(Do this):
Restate all the material verbatim, except for the pictures.

========================================================================

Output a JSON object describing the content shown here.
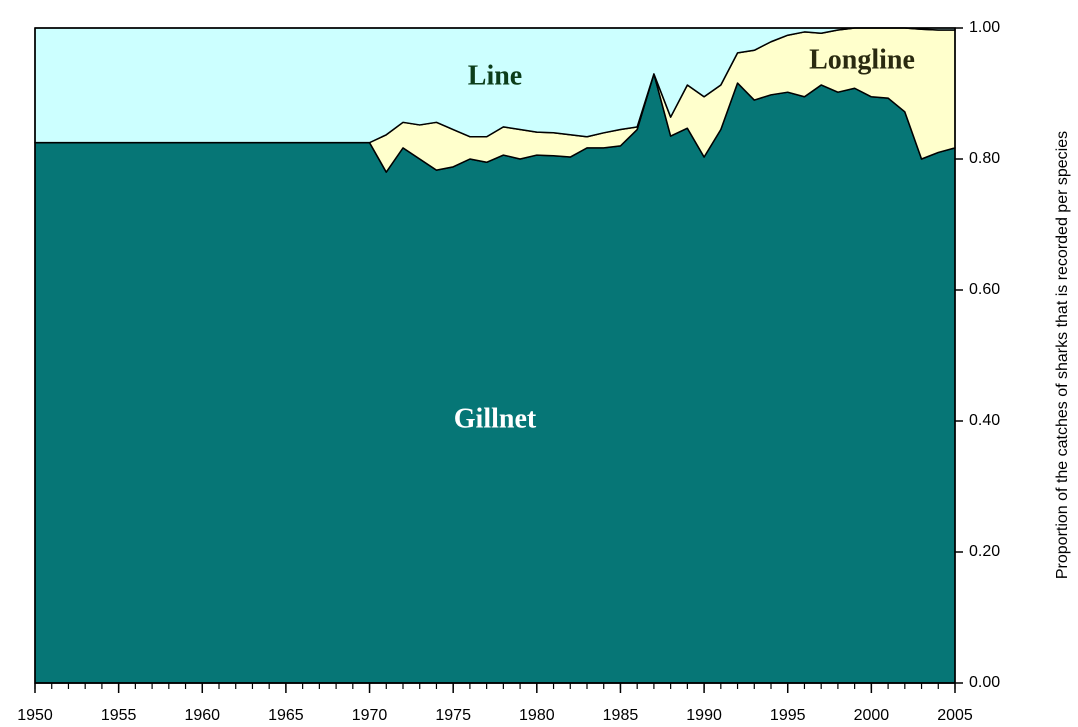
{
  "chart_data": {
    "type": "stacked_area",
    "y_label": "Proportion of the catches of sharks that is recorded per species",
    "x": [
      1950,
      1951,
      1952,
      1953,
      1954,
      1955,
      1956,
      1957,
      1958,
      1959,
      1960,
      1961,
      1962,
      1963,
      1964,
      1965,
      1966,
      1967,
      1968,
      1969,
      1970,
      1971,
      1972,
      1973,
      1974,
      1975,
      1976,
      1977,
      1978,
      1979,
      1980,
      1981,
      1982,
      1983,
      1984,
      1985,
      1986,
      1987,
      1988,
      1989,
      1990,
      1991,
      1992,
      1993,
      1994,
      1995,
      1996,
      1997,
      1998,
      1999,
      2000,
      2001,
      2002,
      2003,
      2004,
      2005
    ],
    "series": [
      {
        "name": "Gillnet",
        "color": "#067676",
        "values": [
          0.825,
          0.825,
          0.825,
          0.825,
          0.825,
          0.825,
          0.825,
          0.825,
          0.825,
          0.825,
          0.825,
          0.825,
          0.825,
          0.825,
          0.825,
          0.825,
          0.825,
          0.825,
          0.825,
          0.825,
          0.825,
          0.78,
          0.817,
          0.8,
          0.783,
          0.788,
          0.8,
          0.795,
          0.806,
          0.8,
          0.806,
          0.805,
          0.803,
          0.817,
          0.817,
          0.82,
          0.845,
          0.93,
          0.835,
          0.847,
          0.803,
          0.845,
          0.916,
          0.89,
          0.898,
          0.902,
          0.895,
          0.913,
          0.902,
          0.908,
          0.895,
          0.893,
          0.872,
          0.8,
          0.81,
          0.817
        ]
      },
      {
        "name": "Longline",
        "color": "#ffffcc",
        "values": [
          0,
          0,
          0,
          0,
          0,
          0,
          0,
          0,
          0,
          0,
          0,
          0,
          0,
          0,
          0,
          0,
          0,
          0,
          0,
          0,
          0,
          0.057,
          0.039,
          0.052,
          0.073,
          0.057,
          0.034,
          0.039,
          0.043,
          0.045,
          0.035,
          0.035,
          0.034,
          0.017,
          0.023,
          0.025,
          0.004,
          0,
          0.029,
          0.066,
          0.092,
          0.068,
          0.046,
          0.076,
          0.081,
          0.087,
          0.099,
          0.079,
          0.095,
          0.092,
          0.105,
          0.107,
          0.128,
          0.198,
          0.187,
          0.18
        ]
      },
      {
        "name": "Line",
        "color": "#ccffff",
        "values": [
          0.175,
          0.175,
          0.175,
          0.175,
          0.175,
          0.175,
          0.175,
          0.175,
          0.175,
          0.175,
          0.175,
          0.175,
          0.175,
          0.175,
          0.175,
          0.175,
          0.175,
          0.175,
          0.175,
          0.175,
          0.175,
          0.163,
          0.144,
          0.148,
          0.144,
          0.155,
          0.166,
          0.166,
          0.151,
          0.155,
          0.159,
          0.16,
          0.163,
          0.166,
          0.16,
          0.155,
          0.151,
          0.07,
          0.136,
          0.087,
          0.105,
          0.087,
          0.038,
          0.034,
          0.021,
          0.011,
          0.006,
          0.008,
          0.003,
          0,
          0,
          0,
          0,
          0.002,
          0.003,
          0.003
        ]
      }
    ],
    "xlim": [
      1950,
      2005
    ],
    "xticks": [
      1950,
      1955,
      1960,
      1965,
      1970,
      1975,
      1980,
      1985,
      1990,
      1995,
      2000,
      2005
    ],
    "ylim": [
      0,
      1
    ],
    "yticks": [
      {
        "value": 0,
        "label": "0.00"
      },
      {
        "value": 0.2,
        "label": "0.20"
      },
      {
        "value": 0.4,
        "label": "0.40"
      },
      {
        "value": 0.6,
        "label": "0.60"
      },
      {
        "value": 0.8,
        "label": "0.80"
      },
      {
        "value": 1,
        "label": "1.00"
      }
    ]
  }
}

========================================================================

(Solution to the exercise):
Output a JSON object describing the content shown here.
{
  "chart_data": {
    "type": "stacked_area",
    "y_label": "Proportion of the catches of sharks that is recorded per species",
    "x": [
      1950,
      1951,
      1952,
      1953,
      1954,
      1955,
      1956,
      1957,
      1958,
      1959,
      1960,
      1961,
      1962,
      1963,
      1964,
      1965,
      1966,
      1967,
      1968,
      1969,
      1970,
      1971,
      1972,
      1973,
      1974,
      1975,
      1976,
      1977,
      1978,
      1979,
      1980,
      1981,
      1982,
      1983,
      1984,
      1985,
      1986,
      1987,
      1988,
      1989,
      1990,
      1991,
      1992,
      1993,
      1994,
      1995,
      1996,
      1997,
      1998,
      1999,
      2000,
      2001,
      2002,
      2003,
      2004,
      2005
    ],
    "series": [
      {
        "name": "Gillnet",
        "color": "#067676",
        "values": [
          0.825,
          0.825,
          0.825,
          0.825,
          0.825,
          0.825,
          0.825,
          0.825,
          0.825,
          0.825,
          0.825,
          0.825,
          0.825,
          0.825,
          0.825,
          0.825,
          0.825,
          0.825,
          0.825,
          0.825,
          0.825,
          0.78,
          0.817,
          0.8,
          0.783,
          0.788,
          0.8,
          0.795,
          0.806,
          0.8,
          0.806,
          0.805,
          0.803,
          0.817,
          0.817,
          0.82,
          0.845,
          0.93,
          0.835,
          0.847,
          0.803,
          0.845,
          0.916,
          0.89,
          0.898,
          0.902,
          0.895,
          0.913,
          0.902,
          0.908,
          0.895,
          0.893,
          0.872,
          0.8,
          0.81,
          0.817
        ]
      },
      {
        "name": "Longline",
        "color": "#ffffcc",
        "values": [
          0,
          0,
          0,
          0,
          0,
          0,
          0,
          0,
          0,
          0,
          0,
          0,
          0,
          0,
          0,
          0,
          0,
          0,
          0,
          0,
          0,
          0.057,
          0.039,
          0.052,
          0.073,
          0.057,
          0.034,
          0.039,
          0.043,
          0.045,
          0.035,
          0.035,
          0.034,
          0.017,
          0.023,
          0.025,
          0.004,
          0,
          0.029,
          0.066,
          0.092,
          0.068,
          0.046,
          0.076,
          0.081,
          0.087,
          0.099,
          0.079,
          0.095,
          0.092,
          0.105,
          0.107,
          0.128,
          0.198,
          0.187,
          0.18
        ]
      },
      {
        "name": "Line",
        "color": "#ccffff",
        "values": [
          0.175,
          0.175,
          0.175,
          0.175,
          0.175,
          0.175,
          0.175,
          0.175,
          0.175,
          0.175,
          0.175,
          0.175,
          0.175,
          0.175,
          0.175,
          0.175,
          0.175,
          0.175,
          0.175,
          0.175,
          0.175,
          0.163,
          0.144,
          0.148,
          0.144,
          0.155,
          0.166,
          0.166,
          0.151,
          0.155,
          0.159,
          0.16,
          0.163,
          0.166,
          0.16,
          0.155,
          0.151,
          0.07,
          0.136,
          0.087,
          0.105,
          0.087,
          0.038,
          0.034,
          0.021,
          0.011,
          0.006,
          0.008,
          0.003,
          0,
          0,
          0,
          0,
          0.002,
          0.003,
          0.003
        ]
      }
    ],
    "xlim": [
      1950,
      2005
    ],
    "xticks": [
      1950,
      1955,
      1960,
      1965,
      1970,
      1975,
      1980,
      1985,
      1990,
      1995,
      2000,
      2005
    ],
    "ylim": [
      0,
      1
    ],
    "yticks": [
      {
        "value": 0,
        "label": "0.00"
      },
      {
        "value": 0.2,
        "label": "0.20"
      },
      {
        "value": 0.4,
        "label": "0.40"
      },
      {
        "value": 0.6,
        "label": "0.60"
      },
      {
        "value": 0.8,
        "label": "0.80"
      },
      {
        "value": 1,
        "label": "1.00"
      }
    ]
  }
}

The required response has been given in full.